Instructions for the task:
Report how many lines in the records hold the string "this"; give the number and nothing else.

Supplied data:
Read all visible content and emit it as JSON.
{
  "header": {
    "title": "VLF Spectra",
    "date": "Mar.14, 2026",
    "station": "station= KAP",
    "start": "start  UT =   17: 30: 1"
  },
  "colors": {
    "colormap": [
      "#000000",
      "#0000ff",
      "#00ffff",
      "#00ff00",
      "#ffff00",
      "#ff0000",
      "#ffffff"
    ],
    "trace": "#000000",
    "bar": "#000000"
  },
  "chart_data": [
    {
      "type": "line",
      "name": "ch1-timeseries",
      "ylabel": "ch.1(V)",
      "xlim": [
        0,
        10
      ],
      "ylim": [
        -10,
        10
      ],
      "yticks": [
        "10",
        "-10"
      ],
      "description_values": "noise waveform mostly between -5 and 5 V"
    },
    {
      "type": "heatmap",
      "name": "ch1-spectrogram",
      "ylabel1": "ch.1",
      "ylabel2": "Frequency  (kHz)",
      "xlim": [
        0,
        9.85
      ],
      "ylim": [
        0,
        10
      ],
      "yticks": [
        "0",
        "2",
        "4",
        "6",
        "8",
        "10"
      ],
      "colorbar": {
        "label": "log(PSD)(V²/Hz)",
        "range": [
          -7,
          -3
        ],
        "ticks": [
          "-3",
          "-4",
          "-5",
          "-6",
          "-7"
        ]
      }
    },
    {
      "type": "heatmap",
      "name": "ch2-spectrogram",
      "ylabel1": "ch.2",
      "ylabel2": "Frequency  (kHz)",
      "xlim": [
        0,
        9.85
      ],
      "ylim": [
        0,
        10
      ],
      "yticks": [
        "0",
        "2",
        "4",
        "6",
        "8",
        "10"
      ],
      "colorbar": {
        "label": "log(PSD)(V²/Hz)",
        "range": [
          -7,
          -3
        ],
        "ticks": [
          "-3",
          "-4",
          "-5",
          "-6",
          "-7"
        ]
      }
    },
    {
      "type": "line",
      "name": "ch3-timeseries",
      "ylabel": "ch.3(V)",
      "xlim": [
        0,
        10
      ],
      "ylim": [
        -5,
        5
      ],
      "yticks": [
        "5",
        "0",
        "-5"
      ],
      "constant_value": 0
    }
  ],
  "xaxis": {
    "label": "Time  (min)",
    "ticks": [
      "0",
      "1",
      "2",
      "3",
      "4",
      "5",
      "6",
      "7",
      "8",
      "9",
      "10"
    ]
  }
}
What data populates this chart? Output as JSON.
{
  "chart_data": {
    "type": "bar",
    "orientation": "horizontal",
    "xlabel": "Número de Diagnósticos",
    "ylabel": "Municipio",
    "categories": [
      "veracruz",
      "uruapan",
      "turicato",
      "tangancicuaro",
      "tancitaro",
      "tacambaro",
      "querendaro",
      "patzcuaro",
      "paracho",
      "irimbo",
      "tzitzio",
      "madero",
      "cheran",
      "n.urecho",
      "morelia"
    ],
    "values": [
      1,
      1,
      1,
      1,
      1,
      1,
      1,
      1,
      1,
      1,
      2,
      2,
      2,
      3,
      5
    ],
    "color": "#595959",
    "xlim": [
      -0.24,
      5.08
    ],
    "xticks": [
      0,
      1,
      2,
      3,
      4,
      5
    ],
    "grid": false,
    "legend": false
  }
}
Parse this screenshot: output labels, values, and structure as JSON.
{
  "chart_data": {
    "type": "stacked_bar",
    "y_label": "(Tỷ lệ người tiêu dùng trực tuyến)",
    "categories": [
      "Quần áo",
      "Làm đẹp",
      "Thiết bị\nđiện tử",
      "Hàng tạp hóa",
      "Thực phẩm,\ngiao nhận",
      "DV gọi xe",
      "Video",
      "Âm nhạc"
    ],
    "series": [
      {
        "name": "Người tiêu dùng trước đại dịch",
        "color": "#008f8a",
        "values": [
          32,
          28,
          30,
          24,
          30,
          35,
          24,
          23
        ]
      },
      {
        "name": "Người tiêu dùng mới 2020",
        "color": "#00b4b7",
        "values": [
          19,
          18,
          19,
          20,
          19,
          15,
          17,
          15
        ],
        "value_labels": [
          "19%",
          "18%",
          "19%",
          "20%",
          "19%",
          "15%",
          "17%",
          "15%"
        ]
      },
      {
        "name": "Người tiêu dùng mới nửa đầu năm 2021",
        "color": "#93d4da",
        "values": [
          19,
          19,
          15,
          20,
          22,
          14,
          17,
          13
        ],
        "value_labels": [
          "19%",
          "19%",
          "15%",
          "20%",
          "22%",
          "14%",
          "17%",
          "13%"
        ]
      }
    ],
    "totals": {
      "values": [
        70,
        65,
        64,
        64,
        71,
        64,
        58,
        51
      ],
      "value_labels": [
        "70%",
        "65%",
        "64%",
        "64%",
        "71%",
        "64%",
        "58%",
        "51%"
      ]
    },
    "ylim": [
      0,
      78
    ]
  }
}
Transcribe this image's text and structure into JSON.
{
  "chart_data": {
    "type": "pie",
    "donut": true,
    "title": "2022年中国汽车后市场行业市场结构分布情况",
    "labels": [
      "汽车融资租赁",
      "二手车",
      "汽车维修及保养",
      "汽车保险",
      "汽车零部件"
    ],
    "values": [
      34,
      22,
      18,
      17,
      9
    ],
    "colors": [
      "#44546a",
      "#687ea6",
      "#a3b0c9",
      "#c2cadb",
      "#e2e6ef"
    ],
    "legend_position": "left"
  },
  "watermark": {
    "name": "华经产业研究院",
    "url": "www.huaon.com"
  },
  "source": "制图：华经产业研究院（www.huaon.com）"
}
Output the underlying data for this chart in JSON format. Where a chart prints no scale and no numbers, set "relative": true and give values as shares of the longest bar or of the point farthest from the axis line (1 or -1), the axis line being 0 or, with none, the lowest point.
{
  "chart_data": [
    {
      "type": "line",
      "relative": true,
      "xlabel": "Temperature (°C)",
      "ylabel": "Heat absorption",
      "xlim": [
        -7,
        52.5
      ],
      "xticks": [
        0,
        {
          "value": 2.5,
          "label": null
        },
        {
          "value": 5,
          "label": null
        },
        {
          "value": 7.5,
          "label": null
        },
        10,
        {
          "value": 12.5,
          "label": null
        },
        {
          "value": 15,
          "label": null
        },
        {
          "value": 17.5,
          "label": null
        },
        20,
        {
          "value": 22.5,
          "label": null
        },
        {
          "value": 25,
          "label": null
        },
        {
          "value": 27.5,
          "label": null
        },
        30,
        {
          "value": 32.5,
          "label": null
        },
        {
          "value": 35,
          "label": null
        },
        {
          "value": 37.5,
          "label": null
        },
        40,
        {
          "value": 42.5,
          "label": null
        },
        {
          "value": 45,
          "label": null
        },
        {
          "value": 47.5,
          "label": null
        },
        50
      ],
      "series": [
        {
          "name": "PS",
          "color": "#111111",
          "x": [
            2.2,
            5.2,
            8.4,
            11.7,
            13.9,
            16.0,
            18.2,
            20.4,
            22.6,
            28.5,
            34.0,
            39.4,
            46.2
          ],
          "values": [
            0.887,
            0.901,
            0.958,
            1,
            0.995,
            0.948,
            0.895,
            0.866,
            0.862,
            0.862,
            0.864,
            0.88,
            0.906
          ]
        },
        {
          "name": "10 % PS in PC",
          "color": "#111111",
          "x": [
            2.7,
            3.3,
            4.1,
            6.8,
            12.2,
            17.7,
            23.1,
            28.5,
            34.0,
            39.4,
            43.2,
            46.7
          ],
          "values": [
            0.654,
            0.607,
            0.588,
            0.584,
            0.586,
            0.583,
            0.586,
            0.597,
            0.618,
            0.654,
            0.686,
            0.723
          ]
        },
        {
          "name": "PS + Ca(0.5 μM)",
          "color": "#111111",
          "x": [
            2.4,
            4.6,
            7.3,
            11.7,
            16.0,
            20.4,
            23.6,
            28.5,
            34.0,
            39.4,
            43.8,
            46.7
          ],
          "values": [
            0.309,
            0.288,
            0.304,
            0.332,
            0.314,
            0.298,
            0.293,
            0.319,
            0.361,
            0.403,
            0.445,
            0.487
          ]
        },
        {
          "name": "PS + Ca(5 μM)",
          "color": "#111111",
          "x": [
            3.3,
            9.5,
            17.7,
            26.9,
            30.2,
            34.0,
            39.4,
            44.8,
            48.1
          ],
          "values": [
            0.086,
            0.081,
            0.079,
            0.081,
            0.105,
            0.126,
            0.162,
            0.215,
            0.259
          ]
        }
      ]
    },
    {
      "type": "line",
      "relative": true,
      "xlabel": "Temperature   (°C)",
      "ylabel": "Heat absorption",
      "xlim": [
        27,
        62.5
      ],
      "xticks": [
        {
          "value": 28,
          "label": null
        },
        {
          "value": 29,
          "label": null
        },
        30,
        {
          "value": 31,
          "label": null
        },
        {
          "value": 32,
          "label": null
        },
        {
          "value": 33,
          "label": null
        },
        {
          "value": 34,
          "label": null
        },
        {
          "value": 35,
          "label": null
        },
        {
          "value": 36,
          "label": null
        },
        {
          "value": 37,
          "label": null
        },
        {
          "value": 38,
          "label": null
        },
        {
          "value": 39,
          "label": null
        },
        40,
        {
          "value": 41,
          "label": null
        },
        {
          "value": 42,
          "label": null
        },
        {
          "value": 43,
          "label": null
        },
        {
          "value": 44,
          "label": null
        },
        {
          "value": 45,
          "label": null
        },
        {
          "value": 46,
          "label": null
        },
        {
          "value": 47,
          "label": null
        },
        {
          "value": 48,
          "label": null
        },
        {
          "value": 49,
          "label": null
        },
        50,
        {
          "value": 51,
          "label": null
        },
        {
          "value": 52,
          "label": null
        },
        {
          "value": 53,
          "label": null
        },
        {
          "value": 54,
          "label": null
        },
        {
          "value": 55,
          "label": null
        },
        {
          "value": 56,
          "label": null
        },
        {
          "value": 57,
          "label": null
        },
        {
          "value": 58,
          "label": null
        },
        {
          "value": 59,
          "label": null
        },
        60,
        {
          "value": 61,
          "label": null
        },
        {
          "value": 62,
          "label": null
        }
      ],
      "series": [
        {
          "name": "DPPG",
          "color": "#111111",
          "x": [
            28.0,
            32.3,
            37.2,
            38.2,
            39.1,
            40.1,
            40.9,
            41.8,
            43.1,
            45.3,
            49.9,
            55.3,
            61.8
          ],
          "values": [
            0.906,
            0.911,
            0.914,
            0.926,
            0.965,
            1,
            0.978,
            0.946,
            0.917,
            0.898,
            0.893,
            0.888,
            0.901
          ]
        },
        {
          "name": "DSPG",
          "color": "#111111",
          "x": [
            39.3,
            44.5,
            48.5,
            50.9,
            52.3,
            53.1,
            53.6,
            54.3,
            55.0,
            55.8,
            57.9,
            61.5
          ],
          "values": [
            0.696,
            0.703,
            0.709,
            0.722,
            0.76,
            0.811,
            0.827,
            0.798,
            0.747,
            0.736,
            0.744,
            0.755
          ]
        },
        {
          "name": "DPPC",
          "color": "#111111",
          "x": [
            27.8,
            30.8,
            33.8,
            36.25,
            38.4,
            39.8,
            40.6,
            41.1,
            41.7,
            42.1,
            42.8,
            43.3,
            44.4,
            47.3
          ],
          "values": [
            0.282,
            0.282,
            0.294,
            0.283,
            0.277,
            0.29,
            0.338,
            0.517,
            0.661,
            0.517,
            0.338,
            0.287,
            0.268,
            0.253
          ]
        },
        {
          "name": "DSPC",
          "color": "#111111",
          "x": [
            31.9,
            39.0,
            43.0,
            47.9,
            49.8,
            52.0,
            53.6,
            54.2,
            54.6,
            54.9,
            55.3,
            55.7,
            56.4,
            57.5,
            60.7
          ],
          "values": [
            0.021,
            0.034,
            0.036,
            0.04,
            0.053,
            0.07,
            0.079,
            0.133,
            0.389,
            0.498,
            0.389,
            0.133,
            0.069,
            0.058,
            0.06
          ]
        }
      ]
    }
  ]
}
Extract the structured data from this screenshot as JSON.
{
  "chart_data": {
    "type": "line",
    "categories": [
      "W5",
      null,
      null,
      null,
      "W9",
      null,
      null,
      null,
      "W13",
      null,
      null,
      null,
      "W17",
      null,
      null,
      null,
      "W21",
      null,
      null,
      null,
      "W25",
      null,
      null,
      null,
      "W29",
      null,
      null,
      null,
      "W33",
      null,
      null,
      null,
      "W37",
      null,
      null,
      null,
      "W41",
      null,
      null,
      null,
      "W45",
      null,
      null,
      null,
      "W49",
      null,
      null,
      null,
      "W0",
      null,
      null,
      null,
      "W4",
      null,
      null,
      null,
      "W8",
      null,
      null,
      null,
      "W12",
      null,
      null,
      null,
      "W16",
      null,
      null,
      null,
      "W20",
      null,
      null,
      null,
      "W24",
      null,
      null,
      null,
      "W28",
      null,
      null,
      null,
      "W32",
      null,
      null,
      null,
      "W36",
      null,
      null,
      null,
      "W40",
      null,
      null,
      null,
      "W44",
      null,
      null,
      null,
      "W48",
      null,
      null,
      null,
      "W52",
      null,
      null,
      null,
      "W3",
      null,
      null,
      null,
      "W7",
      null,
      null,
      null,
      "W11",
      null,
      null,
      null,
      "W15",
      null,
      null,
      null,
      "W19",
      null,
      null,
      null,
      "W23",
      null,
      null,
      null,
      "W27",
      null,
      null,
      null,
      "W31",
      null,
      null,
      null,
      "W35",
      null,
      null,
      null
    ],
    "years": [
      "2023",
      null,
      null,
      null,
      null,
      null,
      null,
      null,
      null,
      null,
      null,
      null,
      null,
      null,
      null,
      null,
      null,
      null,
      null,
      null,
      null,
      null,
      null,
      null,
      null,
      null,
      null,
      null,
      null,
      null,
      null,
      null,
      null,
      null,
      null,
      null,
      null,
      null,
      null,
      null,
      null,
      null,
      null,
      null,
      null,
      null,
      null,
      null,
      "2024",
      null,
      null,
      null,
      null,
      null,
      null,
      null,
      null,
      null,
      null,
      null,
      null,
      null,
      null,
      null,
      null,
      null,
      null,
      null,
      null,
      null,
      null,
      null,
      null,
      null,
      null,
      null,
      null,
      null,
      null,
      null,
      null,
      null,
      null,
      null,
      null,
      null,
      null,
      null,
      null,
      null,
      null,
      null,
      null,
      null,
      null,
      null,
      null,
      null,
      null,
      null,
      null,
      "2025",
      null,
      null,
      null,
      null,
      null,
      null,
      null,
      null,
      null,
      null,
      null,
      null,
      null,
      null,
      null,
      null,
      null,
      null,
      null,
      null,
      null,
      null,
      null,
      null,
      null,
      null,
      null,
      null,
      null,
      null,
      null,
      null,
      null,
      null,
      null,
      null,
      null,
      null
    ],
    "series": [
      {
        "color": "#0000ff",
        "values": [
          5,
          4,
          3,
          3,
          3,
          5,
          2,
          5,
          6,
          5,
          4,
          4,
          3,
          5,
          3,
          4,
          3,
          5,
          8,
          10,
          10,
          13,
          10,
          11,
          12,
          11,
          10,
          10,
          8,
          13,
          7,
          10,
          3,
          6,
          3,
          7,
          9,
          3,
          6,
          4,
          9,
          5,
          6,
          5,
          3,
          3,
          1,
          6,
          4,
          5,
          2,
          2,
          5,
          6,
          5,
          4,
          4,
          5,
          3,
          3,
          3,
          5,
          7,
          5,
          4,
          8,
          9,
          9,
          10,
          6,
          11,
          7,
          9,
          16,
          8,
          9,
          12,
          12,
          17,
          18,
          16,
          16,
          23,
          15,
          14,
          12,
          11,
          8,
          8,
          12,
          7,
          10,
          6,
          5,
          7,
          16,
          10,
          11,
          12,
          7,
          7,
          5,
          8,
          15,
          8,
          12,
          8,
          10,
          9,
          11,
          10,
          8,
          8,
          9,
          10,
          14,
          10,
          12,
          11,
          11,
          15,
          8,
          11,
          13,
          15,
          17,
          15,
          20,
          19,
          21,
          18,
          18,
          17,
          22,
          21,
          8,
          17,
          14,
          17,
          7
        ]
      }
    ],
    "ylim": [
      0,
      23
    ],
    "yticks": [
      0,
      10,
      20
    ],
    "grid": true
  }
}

Result:
5